To-do list.
**a)** From the text about the American Folklife Center's online resources, list every form that the Center's public programs at the Library of Congress are said to take.
**b)** Transcribe the passage of the text about the American Folklife Center's online resources from "The highlighted blog" up to and including "made available online.".

Given text.
Related Online Resources

Through blog posts, podcasts and videos presentations of public programs and concerts, you can learn more about the American Folklife Center's collections directly from folklorists, specialists, and performers.

Folklife Today Blog

Folklife Today is a blog for people interested in folklore, folklife, and oral history. The blog features brief articles on folklife topics, highlighting the unparalleled collections of the Library of Congress, especially the American Folklife Center and the Veterans History Project.

Highlighted Blog Posts

The highlighted blog posts below focus on the topic of music in the United States.

American Folklife Center Podcasts

Discover the treasures of the Library through its experts and special guests. Find full podcast series produced by the American Folklife Center by following the links below.

Highlighted Podcasts

The selected podcasts below focus on the topic of music in the United States in the American Folklife Center collections.

Public Programs

Since its inception in 1976, the American Folklife Center has routinely hosted public programs at the Library of Congress in the form of concerts, lectures, panels, and symposia. From 2006 on, most of these public programs have been video recorded and made available online.

Playlists and Series

There are a number of playlists available on the YouTube page that gather videos from certain seasons of our Homegrown Concert series External or pull together various lectures as a sampler External of the types of topics covered. You can also simply search "folklife" on the YouTube page External to pull up hundreds of videos.

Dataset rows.

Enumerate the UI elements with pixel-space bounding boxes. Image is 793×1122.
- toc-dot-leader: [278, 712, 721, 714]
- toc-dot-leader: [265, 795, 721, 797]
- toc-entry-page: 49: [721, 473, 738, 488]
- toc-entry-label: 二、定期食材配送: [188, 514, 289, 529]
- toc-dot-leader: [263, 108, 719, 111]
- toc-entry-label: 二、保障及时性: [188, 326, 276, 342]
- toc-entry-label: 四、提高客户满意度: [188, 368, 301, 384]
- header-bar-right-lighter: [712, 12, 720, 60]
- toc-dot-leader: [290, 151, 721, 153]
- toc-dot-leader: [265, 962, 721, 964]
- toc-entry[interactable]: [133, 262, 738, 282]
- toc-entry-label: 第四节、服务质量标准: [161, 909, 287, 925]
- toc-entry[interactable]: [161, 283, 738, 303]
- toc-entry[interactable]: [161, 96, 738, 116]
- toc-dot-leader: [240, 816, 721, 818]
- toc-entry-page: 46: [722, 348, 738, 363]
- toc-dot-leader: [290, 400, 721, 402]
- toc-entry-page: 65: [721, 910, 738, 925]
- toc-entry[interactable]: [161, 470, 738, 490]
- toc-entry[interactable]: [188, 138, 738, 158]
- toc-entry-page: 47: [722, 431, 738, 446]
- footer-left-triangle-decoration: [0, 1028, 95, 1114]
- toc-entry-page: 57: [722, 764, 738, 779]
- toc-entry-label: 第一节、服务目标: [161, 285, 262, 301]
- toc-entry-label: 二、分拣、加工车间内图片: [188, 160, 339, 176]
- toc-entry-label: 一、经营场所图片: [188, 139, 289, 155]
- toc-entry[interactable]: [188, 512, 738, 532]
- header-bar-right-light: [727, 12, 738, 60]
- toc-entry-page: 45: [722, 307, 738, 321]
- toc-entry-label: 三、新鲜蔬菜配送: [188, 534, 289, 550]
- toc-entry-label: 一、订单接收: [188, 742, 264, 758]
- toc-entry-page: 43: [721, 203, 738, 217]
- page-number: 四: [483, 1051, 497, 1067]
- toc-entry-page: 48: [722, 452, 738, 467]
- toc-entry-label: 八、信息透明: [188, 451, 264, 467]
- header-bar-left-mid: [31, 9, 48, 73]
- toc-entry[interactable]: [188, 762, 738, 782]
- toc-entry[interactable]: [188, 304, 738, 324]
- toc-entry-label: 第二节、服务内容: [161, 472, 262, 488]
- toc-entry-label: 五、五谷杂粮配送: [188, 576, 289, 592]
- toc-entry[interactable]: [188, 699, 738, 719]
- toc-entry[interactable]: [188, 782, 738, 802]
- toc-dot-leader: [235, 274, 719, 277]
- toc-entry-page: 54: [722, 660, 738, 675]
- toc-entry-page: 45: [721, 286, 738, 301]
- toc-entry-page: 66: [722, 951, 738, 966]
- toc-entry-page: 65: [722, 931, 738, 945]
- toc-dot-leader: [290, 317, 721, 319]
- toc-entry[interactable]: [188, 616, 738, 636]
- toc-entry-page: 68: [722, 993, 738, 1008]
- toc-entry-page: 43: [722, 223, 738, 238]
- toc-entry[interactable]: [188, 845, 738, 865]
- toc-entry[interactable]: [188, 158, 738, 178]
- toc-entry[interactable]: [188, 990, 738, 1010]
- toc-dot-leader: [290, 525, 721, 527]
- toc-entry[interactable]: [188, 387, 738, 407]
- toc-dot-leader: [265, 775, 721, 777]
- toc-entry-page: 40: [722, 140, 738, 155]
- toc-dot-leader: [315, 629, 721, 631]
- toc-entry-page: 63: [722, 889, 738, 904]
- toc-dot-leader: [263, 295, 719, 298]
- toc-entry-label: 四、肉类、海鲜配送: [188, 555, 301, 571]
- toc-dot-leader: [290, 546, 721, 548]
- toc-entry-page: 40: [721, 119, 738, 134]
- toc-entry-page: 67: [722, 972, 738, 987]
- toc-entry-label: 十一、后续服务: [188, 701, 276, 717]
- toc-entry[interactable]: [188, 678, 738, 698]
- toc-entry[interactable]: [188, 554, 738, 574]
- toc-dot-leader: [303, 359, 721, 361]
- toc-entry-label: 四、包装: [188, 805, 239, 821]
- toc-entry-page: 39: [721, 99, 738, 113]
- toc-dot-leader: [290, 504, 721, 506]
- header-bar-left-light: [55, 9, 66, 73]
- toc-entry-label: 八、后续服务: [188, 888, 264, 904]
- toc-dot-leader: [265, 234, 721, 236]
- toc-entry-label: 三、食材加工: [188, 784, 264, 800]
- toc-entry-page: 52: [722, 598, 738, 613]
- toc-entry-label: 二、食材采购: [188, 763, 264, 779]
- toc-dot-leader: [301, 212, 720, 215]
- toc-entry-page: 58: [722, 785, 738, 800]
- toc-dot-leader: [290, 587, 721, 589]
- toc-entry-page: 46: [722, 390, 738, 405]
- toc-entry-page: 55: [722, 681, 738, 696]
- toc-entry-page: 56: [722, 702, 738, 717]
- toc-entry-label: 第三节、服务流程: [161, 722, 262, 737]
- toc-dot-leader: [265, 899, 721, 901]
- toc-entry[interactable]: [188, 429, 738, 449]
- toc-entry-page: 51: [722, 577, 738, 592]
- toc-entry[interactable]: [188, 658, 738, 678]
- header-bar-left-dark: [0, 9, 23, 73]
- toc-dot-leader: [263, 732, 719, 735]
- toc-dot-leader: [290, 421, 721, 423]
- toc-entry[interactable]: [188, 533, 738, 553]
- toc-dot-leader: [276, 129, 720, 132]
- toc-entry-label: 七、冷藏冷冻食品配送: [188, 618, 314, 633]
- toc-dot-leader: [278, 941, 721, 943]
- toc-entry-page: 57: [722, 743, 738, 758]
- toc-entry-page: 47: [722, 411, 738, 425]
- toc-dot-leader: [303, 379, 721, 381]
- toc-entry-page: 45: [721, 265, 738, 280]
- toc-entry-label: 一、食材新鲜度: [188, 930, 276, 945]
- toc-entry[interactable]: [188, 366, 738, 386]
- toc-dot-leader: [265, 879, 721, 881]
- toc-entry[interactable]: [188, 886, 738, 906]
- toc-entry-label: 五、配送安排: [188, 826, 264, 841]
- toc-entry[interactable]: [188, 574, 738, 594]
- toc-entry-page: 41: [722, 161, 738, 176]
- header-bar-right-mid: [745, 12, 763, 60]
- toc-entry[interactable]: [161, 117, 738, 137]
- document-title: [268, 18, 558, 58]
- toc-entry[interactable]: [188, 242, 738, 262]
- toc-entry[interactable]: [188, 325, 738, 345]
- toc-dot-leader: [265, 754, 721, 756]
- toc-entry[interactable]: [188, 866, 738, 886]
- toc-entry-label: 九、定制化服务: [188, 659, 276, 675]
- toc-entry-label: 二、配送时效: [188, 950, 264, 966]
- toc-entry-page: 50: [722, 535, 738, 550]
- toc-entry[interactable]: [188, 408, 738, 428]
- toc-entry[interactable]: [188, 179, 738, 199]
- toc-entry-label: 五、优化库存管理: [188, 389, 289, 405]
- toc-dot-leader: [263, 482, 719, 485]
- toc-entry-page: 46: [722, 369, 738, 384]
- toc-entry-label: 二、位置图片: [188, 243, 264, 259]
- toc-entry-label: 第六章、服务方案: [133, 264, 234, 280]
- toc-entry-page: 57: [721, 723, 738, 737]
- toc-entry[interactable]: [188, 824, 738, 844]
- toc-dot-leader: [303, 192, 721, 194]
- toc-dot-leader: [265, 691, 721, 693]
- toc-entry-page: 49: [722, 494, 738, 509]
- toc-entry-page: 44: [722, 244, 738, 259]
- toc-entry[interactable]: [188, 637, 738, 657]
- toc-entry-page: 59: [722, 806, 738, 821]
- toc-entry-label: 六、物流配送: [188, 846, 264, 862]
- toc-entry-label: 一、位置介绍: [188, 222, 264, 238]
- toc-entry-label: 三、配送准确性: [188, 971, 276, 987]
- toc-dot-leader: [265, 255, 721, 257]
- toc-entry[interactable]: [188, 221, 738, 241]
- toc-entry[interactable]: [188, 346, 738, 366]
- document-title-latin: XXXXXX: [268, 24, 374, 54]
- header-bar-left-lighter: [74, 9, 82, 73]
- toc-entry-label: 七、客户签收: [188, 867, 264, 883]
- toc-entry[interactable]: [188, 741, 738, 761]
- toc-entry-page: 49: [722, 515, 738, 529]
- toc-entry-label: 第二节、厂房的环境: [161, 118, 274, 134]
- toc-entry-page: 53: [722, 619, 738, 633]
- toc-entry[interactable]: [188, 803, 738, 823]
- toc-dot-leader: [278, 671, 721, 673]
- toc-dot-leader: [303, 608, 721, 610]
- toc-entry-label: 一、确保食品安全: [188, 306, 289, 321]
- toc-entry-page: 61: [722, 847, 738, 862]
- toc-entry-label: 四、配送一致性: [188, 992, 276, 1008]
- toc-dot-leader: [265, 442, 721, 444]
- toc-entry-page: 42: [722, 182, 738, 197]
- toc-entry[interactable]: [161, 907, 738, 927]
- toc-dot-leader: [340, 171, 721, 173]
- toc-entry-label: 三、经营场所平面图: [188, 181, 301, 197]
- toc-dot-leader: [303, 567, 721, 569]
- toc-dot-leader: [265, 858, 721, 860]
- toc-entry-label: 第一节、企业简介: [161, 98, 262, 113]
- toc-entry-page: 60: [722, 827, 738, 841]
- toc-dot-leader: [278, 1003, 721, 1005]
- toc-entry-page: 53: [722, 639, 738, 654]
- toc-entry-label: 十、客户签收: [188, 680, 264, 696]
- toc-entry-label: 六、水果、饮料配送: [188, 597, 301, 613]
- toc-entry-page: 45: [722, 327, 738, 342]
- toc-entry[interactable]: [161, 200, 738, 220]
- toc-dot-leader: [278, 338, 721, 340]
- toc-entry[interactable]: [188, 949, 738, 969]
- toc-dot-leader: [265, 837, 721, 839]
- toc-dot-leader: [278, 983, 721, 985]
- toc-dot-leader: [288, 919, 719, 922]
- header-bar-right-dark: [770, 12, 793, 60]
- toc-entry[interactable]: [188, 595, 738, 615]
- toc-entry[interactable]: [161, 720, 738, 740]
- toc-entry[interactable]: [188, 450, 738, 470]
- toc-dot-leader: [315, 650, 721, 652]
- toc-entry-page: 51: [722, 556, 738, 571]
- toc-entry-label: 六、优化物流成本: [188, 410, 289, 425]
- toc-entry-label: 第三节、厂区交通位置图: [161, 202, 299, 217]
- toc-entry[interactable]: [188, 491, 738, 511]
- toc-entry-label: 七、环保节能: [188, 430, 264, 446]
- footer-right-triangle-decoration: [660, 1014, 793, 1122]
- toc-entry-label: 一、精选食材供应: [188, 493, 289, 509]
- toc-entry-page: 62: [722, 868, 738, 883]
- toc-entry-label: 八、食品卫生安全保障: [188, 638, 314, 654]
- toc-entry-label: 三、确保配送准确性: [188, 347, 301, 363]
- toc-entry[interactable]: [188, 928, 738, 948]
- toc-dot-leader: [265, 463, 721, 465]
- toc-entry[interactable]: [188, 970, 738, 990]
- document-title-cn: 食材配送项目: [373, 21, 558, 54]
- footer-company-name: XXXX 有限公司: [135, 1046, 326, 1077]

Results.
**a)**
- concerts
- lectures
- panels
- symposia

**b)**
The highlighted blog posts below focus on the topic of music in the United States.

American Folklife Center Podcasts

Discover the treasures of the Library through its experts and special guests. Find full podcast series produced by the American Folklife Center by following the links below.

Highlighted Podcasts

The selected podcasts below focus on the topic of music in the United States in the American Folklife Center collections.

Public Programs

Since its inception in 1976, the American Folklife Center has routinely hosted public programs at the Library of Congress in the form of concerts, lectures, panels, and symposia. From 2006 on, most of these public programs have been video recorded and made available online.